» **TASK PROMPT**
Copy each line where the word "dashed" occurs.

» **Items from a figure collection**

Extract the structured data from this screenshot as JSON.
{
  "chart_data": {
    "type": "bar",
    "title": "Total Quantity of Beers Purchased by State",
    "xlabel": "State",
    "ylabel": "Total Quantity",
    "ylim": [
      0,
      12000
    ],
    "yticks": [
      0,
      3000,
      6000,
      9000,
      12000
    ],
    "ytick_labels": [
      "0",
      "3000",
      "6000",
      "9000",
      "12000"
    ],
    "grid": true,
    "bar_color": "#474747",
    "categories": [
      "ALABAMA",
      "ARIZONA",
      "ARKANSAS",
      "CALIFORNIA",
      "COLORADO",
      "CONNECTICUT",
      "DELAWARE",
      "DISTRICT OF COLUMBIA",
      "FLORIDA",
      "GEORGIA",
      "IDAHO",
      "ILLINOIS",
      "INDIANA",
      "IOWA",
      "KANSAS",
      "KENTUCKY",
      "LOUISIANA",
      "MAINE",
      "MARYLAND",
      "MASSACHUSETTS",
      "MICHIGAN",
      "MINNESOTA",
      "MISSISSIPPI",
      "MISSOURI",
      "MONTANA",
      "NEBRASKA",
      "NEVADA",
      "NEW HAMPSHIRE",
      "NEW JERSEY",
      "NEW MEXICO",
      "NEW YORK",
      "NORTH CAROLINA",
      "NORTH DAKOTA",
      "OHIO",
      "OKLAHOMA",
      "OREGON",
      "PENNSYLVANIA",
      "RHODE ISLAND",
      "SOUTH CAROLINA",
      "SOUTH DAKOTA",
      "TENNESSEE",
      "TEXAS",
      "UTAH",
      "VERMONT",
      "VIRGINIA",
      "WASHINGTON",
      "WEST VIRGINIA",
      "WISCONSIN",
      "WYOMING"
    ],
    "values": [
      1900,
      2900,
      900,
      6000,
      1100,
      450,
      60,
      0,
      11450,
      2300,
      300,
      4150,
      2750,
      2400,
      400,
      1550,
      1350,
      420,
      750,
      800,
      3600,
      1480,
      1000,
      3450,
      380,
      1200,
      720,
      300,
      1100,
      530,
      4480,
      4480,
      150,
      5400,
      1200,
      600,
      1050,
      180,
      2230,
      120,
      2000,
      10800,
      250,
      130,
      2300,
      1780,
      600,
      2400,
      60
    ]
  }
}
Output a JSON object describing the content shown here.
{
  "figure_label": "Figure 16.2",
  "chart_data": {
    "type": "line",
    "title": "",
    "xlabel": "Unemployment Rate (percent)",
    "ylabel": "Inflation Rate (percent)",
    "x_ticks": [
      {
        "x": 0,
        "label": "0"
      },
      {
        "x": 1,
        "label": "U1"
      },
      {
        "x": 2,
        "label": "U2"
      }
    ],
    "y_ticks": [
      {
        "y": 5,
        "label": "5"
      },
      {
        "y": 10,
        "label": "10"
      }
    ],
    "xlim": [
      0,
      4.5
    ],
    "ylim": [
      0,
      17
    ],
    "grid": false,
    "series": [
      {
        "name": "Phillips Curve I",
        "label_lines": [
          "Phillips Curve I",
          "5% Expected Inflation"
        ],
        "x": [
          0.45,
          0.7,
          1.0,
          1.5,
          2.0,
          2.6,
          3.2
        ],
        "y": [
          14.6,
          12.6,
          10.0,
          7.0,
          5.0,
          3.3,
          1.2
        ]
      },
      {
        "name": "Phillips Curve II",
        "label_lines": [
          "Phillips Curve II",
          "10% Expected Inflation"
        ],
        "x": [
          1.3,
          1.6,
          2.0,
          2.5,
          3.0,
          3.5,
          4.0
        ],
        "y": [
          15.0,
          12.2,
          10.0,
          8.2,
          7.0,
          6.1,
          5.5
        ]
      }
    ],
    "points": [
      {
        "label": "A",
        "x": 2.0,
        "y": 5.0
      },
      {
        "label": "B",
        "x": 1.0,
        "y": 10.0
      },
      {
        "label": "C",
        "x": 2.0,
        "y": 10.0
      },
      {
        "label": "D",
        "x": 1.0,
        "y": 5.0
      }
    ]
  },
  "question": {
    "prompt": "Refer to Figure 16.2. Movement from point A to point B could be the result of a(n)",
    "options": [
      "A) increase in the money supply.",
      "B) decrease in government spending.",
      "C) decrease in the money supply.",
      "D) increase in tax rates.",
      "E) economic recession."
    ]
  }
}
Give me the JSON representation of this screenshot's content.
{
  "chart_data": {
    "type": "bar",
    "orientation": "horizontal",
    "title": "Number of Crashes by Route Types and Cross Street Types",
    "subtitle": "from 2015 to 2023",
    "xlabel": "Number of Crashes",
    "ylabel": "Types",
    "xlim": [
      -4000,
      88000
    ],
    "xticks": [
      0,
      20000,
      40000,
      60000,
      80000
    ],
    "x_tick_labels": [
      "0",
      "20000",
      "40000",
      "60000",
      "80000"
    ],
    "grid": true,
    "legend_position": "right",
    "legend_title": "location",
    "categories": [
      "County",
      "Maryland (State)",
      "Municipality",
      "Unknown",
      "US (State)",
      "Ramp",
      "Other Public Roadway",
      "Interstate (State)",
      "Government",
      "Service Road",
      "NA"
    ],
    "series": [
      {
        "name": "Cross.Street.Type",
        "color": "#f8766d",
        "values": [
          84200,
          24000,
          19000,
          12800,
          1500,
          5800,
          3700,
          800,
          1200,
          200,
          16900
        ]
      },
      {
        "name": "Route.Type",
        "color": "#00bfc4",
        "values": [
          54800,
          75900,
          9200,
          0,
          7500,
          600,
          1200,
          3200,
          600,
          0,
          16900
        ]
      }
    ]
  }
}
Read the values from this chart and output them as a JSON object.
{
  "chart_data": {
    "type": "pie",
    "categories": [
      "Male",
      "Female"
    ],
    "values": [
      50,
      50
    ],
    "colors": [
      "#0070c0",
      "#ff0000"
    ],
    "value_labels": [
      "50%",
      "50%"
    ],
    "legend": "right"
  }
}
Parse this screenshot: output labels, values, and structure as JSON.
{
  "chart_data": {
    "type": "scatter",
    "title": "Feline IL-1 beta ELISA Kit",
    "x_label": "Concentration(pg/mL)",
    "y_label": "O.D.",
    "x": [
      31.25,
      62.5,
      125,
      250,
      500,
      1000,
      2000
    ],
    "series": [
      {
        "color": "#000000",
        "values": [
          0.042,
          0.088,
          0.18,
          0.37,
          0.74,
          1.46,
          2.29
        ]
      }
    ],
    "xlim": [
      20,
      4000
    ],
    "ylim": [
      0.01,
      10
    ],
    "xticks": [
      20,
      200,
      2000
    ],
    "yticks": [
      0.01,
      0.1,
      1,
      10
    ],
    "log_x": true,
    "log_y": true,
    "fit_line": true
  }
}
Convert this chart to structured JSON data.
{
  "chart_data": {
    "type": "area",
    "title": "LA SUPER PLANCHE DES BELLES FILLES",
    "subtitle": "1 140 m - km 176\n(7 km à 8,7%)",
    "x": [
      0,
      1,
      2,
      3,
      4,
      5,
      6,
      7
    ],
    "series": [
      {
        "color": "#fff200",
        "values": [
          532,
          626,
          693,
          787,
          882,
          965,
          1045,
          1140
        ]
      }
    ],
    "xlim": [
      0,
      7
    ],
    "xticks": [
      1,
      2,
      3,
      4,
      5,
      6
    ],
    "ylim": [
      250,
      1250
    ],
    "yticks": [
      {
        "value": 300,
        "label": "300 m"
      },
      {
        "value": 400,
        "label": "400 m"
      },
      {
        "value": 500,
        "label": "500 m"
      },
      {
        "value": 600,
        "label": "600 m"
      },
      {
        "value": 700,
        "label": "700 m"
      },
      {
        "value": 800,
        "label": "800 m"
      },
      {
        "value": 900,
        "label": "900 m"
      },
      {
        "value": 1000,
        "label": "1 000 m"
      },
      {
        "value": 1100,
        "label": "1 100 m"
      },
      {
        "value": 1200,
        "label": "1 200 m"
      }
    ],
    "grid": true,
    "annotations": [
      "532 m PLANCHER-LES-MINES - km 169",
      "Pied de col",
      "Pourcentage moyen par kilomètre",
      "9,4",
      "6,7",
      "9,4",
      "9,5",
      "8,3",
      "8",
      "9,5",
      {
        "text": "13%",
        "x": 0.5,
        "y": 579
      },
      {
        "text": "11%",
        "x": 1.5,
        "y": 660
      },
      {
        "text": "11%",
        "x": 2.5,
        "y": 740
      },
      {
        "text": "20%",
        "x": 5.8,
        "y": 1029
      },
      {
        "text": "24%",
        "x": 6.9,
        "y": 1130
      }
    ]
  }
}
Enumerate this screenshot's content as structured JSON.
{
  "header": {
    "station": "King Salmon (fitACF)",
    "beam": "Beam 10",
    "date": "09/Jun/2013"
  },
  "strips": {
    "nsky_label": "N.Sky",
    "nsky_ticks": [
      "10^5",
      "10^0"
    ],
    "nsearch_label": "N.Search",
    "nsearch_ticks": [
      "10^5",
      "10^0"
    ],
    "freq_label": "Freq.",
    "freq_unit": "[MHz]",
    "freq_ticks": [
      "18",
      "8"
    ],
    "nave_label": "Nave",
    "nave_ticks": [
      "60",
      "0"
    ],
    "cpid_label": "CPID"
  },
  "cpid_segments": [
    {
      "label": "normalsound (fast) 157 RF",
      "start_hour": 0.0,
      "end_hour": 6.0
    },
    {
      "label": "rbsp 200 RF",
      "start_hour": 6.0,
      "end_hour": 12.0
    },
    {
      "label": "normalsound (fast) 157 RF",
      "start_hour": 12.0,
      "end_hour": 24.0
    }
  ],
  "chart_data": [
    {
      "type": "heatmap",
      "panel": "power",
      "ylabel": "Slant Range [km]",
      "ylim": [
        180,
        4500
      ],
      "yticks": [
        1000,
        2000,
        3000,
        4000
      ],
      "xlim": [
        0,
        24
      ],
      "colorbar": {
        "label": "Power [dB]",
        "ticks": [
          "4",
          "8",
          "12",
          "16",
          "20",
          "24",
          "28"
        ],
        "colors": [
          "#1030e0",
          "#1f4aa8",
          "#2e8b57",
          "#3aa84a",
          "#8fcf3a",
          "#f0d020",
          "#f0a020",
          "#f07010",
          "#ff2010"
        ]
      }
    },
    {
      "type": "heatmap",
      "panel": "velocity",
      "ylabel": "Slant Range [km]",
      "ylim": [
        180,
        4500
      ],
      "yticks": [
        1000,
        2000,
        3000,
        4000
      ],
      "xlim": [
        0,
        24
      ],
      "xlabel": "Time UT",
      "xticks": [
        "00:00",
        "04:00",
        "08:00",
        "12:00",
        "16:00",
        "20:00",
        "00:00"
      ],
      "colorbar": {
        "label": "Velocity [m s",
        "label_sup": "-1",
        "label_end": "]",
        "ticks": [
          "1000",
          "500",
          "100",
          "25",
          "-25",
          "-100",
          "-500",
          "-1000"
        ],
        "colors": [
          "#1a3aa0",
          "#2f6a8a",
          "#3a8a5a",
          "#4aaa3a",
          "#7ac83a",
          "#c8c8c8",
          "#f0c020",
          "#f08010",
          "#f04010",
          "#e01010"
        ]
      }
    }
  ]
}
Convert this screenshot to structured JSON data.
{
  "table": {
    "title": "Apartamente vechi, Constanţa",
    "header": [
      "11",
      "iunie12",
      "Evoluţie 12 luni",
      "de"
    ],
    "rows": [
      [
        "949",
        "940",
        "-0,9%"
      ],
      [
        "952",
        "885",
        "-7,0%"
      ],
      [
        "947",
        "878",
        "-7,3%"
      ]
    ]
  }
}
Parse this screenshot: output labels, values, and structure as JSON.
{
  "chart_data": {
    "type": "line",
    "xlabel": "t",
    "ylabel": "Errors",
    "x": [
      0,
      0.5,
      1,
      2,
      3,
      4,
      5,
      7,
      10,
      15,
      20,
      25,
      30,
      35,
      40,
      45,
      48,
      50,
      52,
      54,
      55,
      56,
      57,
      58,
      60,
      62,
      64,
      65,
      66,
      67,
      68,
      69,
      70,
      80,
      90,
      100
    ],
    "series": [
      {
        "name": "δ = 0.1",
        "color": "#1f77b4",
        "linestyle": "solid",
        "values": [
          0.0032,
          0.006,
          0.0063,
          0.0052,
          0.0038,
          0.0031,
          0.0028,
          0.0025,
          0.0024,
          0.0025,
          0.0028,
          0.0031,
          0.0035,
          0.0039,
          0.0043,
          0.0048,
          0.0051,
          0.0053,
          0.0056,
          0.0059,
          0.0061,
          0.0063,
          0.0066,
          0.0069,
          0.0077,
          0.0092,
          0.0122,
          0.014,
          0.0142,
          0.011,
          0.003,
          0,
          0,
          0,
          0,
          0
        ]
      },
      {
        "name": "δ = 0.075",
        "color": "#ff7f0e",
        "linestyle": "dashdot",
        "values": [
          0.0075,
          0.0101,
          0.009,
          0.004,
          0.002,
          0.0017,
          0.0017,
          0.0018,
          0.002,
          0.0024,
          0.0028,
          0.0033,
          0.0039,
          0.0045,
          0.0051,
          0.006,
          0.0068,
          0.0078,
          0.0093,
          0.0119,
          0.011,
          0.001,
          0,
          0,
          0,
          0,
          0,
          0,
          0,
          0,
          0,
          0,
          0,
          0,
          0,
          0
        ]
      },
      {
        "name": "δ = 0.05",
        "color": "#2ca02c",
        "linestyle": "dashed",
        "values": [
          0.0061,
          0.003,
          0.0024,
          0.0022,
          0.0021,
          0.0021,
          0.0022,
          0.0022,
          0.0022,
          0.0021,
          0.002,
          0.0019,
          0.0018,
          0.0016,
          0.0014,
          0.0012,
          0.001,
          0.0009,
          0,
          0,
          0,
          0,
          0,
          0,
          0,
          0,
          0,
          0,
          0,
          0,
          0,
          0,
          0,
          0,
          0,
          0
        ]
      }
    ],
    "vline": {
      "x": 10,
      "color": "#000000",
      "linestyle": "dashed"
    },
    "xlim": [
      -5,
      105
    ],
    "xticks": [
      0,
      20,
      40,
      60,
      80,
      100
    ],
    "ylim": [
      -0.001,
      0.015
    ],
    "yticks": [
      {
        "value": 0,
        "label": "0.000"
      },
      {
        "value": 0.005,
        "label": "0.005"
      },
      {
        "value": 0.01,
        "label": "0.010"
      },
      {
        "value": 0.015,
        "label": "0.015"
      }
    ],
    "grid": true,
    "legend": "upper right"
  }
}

» **REPLY**
        "linestyle": "dashed",
      "linestyle": "dashed"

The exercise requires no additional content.